[Stored data]
---

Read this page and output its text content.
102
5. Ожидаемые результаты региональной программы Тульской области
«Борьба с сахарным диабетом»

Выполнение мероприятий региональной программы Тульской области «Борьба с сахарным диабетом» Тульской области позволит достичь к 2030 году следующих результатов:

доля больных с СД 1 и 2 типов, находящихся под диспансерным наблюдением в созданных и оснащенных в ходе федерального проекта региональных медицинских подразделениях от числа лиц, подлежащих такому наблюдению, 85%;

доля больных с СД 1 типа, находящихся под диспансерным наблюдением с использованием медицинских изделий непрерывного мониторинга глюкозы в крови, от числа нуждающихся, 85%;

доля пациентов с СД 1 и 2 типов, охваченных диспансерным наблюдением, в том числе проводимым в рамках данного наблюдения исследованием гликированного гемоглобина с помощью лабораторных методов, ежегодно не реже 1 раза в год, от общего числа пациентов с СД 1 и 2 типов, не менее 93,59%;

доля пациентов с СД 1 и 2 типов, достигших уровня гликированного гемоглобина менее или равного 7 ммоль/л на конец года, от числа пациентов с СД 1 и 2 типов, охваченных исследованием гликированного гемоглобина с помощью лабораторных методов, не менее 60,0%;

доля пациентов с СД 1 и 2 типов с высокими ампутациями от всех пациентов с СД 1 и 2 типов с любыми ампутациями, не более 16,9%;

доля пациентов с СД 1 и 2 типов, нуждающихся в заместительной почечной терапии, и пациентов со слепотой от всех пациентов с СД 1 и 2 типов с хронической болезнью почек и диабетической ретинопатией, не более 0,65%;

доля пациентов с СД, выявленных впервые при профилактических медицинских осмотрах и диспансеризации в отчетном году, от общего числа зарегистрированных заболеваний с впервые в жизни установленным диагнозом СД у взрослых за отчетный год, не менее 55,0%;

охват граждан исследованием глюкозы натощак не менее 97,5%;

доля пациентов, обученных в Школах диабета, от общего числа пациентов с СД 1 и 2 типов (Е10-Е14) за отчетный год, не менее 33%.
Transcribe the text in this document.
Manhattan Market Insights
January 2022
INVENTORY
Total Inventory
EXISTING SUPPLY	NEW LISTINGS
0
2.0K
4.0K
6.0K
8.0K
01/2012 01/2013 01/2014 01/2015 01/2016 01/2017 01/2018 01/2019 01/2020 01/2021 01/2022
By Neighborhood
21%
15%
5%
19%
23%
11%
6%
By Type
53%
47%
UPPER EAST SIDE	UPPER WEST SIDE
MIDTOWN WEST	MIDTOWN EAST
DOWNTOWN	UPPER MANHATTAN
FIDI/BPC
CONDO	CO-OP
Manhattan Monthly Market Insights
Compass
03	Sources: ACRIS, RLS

---

- _Stated exercise_:
Everything from the line containing "Transcribe the text in this document." to the last line of the entries above should be quoted exactly, and only that.

- _Task solution_:
Transcribe the text in this document.
Manhattan Market Insights
January 2022
INVENTORY
Total Inventory
EXISTING SUPPLY	NEW LISTINGS
0
2.0K
4.0K
6.0K
8.0K
01/2012 01/2013 01/2014 01/2015 01/2016 01/2017 01/2018 01/2019 01/2020 01/2021 01/2022
By Neighborhood
21%
15%
5%
19%
23%
11%
6%
By Type
53%
47%
UPPER EAST SIDE	UPPER WEST SIDE
MIDTOWN WEST	MIDTOWN EAST
DOWNTOWN	UPPER MANHATTAN
FIDI/BPC
CONDO	CO-OP
Manhattan Monthly Market Insights
Compass
03	Sources: ACRIS, RLS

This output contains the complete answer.